*Stored dataset items:*
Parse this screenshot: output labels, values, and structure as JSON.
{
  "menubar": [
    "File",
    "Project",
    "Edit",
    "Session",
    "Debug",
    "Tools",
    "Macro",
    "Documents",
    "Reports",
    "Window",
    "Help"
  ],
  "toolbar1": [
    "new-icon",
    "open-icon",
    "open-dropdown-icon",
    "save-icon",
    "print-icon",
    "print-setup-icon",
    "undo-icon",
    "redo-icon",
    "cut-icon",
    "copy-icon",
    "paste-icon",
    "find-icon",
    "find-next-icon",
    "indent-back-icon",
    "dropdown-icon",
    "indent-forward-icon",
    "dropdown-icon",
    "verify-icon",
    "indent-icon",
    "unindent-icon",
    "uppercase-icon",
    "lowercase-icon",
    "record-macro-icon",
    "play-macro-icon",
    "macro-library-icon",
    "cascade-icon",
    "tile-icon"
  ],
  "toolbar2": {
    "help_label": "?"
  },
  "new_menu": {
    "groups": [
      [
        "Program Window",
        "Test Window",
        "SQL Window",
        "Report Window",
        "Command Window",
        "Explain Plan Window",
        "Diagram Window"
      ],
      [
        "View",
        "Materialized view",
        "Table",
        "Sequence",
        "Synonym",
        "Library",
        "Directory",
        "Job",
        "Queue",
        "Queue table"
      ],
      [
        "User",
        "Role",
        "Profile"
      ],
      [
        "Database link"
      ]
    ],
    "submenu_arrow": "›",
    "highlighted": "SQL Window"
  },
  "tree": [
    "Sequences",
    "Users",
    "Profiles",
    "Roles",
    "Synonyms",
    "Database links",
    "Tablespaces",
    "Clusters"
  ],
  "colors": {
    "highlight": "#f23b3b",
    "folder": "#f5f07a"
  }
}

*WHAT THE EXERCISE ASKS:*
Go through the entries and repeat each one exactly.

*THE SOLUTION:*
Parse this screenshot: output labels, values, and structure as JSON.
{
  "menubar": [
    "File",
    "Project",
    "Edit",
    "Session",
    "Debug",
    "Tools",
    "Macro",
    "Documents",
    "Reports",
    "Window",
    "Help"
  ],
  "toolbar1": [
    "new-icon",
    "open-icon",
    "open-dropdown-icon",
    "save-icon",
    "print-icon",
    "print-setup-icon",
    "undo-icon",
    "redo-icon",
    "cut-icon",
    "copy-icon",
    "paste-icon",
    "find-icon",
    "find-next-icon",
    "indent-back-icon",
    "dropdown-icon",
    "indent-forward-icon",
    "dropdown-icon",
    "verify-icon",
    "indent-icon",
    "unindent-icon",
    "uppercase-icon",
    "lowercase-icon",
    "record-macro-icon",
    "play-macro-icon",
    "macro-library-icon",
    "cascade-icon",
    "tile-icon"
  ],
  "toolbar2": {
    "help_label": "?"
  },
  "new_menu": {
    "groups": [
      [
        "Program Window",
        "Test Window",
        "SQL Window",
        "Report Window",
        "Command Window",
        "Explain Plan Window",
        "Diagram Window"
      ],
      [
        "View",
        "Materialized view",
        "Table",
        "Sequence",
        "Synonym",
        "Library",
        "Directory",
        "Job",
        "Queue",
        "Queue table"
      ],
      [
        "User",
        "Role",
        "Profile"
      ],
      [
        "Database link"
      ]
    ],
    "submenu_arrow": "›",
    "highlighted": "SQL Window"
  },
  "tree": [
    "Sequences",
    "Users",
    "Profiles",
    "Roles",
    "Synonyms",
    "Database links",
    "Tablespaces",
    "Clusters"
  ],
  "colors": {
    "highlight": "#f23b3b",
    "folder": "#f5f07a"
  }
}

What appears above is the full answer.